→ WORK TO COMPLETE:
Collect all lines from the listing that include the string "color".

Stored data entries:
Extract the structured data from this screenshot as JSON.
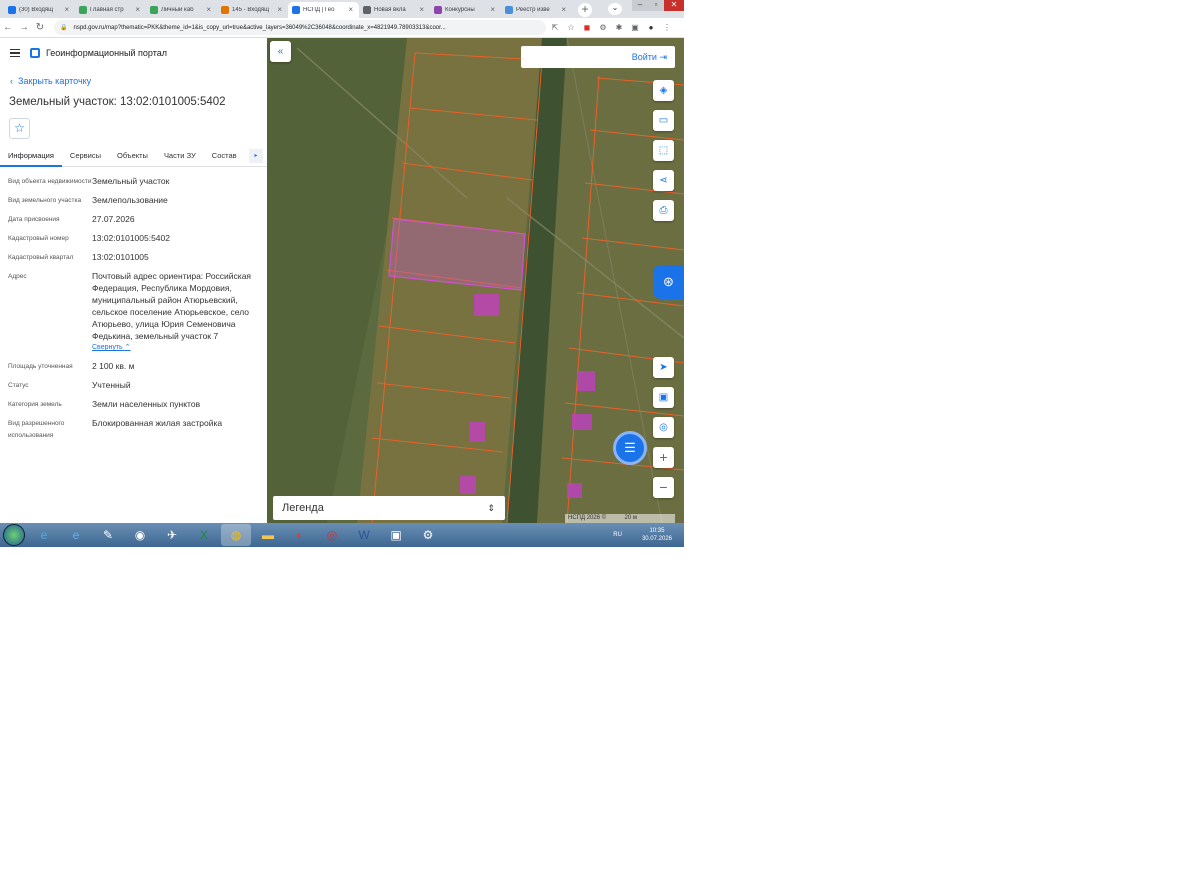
{
  "browser": {
    "tabs": [
      {
        "title": "(30) Входящ",
        "color": "#1a73e8"
      },
      {
        "title": "Главная стр",
        "color": "#3aa55a"
      },
      {
        "title": "Личный каб",
        "color": "#3aa55a"
      },
      {
        "title": "145 - Входящ",
        "color": "#e37400"
      },
      {
        "title": "НСПД | Гео",
        "color": "#1a73e8",
        "active": true
      },
      {
        "title": "Новая вкла",
        "color": "#5f6368"
      },
      {
        "title": "Конкурсны",
        "color": "#8e44ad"
      },
      {
        "title": "Реестр изве",
        "color": "#4a90d9"
      }
    ],
    "url": "nspd.gov.ru/map?thematic=PKK&theme_id=1&is_copy_url=true&active_layers=36049%2C36048&coordinate_x=4821949.78903313&coor..."
  },
  "panel": {
    "portal_title": "Геоинформационный портал",
    "close_label": "Закрыть карточку",
    "title": "Земельный участок: 13:02:0101005:5402",
    "tabs": [
      "Информация",
      "Сервисы",
      "Объекты",
      "Части ЗУ",
      "Состав"
    ],
    "properties": [
      {
        "key": "Вид объекта недвижимости",
        "value": "Земельный участок"
      },
      {
        "key": "Вид земельного участка",
        "value": "Землепользование"
      },
      {
        "key": "Дата присвоения",
        "value": "27.07.2026"
      },
      {
        "key": "Кадастровый номер",
        "value": "13:02:0101005:5402"
      },
      {
        "key": "Кадастровый квартал",
        "value": "13:02:0101005"
      },
      {
        "key": "Адрес",
        "value": "Почтовый адрес ориентира: Российская Федерация, Республика Мордовия, муниципальный район Атюрьевский, сельское поселение Атюрьевское, село Атюрьево, улица Юрия Семеновича Федькина, земельный участок 7"
      },
      {
        "key": "Площадь уточненная",
        "value": "2 100 кв. м"
      },
      {
        "key": "Статус",
        "value": "Учтенный"
      },
      {
        "key": "Категория земель",
        "value": "Земли населенных пунктов"
      },
      {
        "key": "Вид разрешенного использования",
        "value": "Блокированная жилая застройка"
      }
    ],
    "collapse_label": "Свернуть"
  },
  "map": {
    "login_label": "Войти",
    "legend_label": "Легенда",
    "attribution": "НСПД 2026 ©",
    "scale": "20 м"
  },
  "taskbar": {
    "lang": "RU",
    "time": "10:35",
    "date": "30.07.2026"
  }
}
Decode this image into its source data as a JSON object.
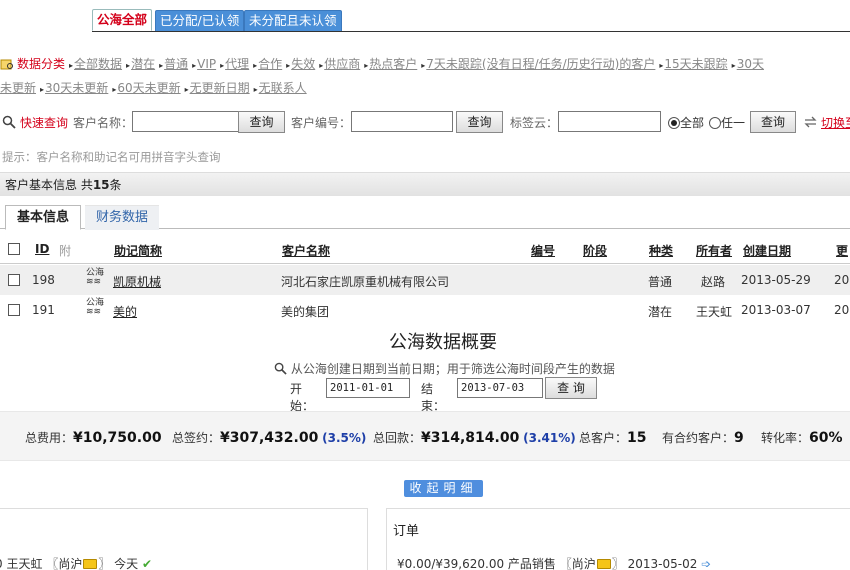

→ TASK ANSWER:
        "color": "#1a73e8"
        "color": "#3aa55a"
        "color": "#3aa55a"
        "color": "#e37400"
        "color": "#1a73e8",
        "color": "#5f6368"
        "color": "#8e44ad"
        "color": "#4a90d9"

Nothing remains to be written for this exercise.